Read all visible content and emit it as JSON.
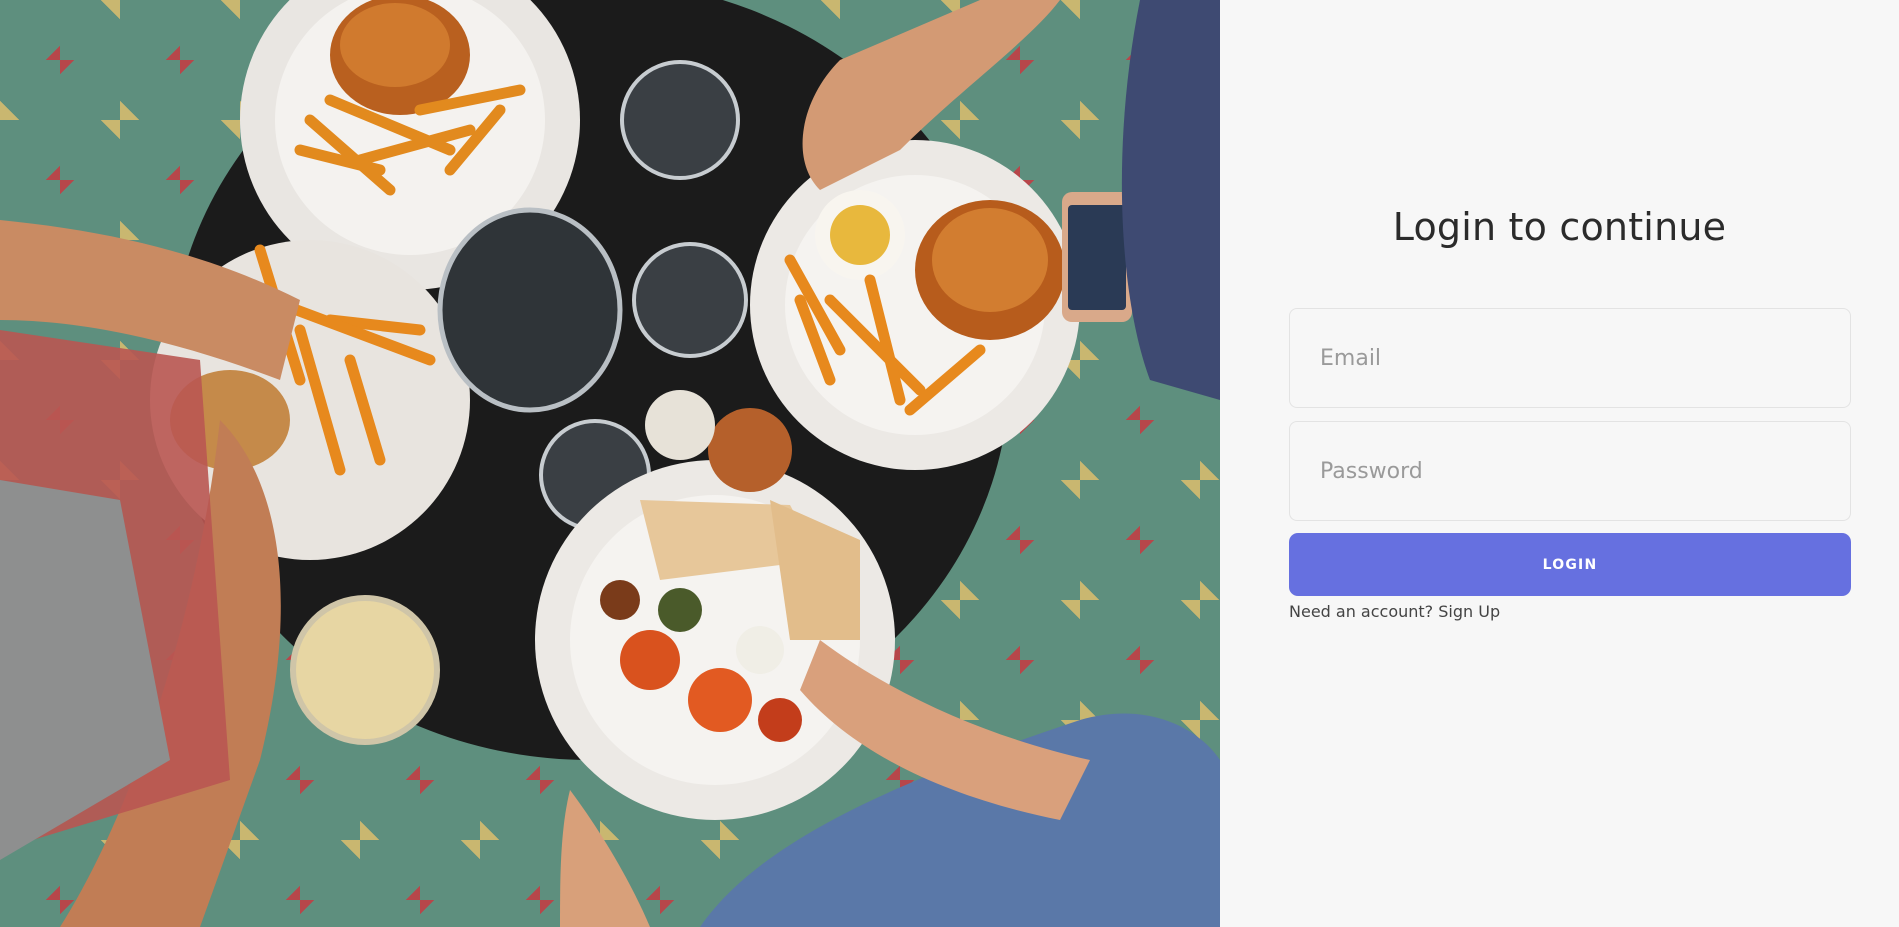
{
  "login": {
    "title": "Login to continue",
    "email_placeholder": "Email",
    "password_placeholder": "Password",
    "login_label": "LOGIN",
    "signup_prompt": "Need an account?",
    "signup_link": "Sign Up"
  },
  "colors": {
    "accent": "#6670e0",
    "panel_background": "#f7f7f7",
    "title_text": "#2b2b2b"
  }
}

• _Requirement_
Your task is to reproduce all of the material exactly. The pictures stay out.

• _Exercise solution_
Read all visible content and emit it as JSON.
{
  "login": {
    "title": "Login to continue",
    "email_placeholder": "Email",
    "password_placeholder": "Password",
    "login_label": "LOGIN",
    "signup_prompt": "Need an account?",
    "signup_link": "Sign Up"
  },
  "colors": {
    "accent": "#6670e0",
    "panel_background": "#f7f7f7",
    "title_text": "#2b2b2b"
  }
}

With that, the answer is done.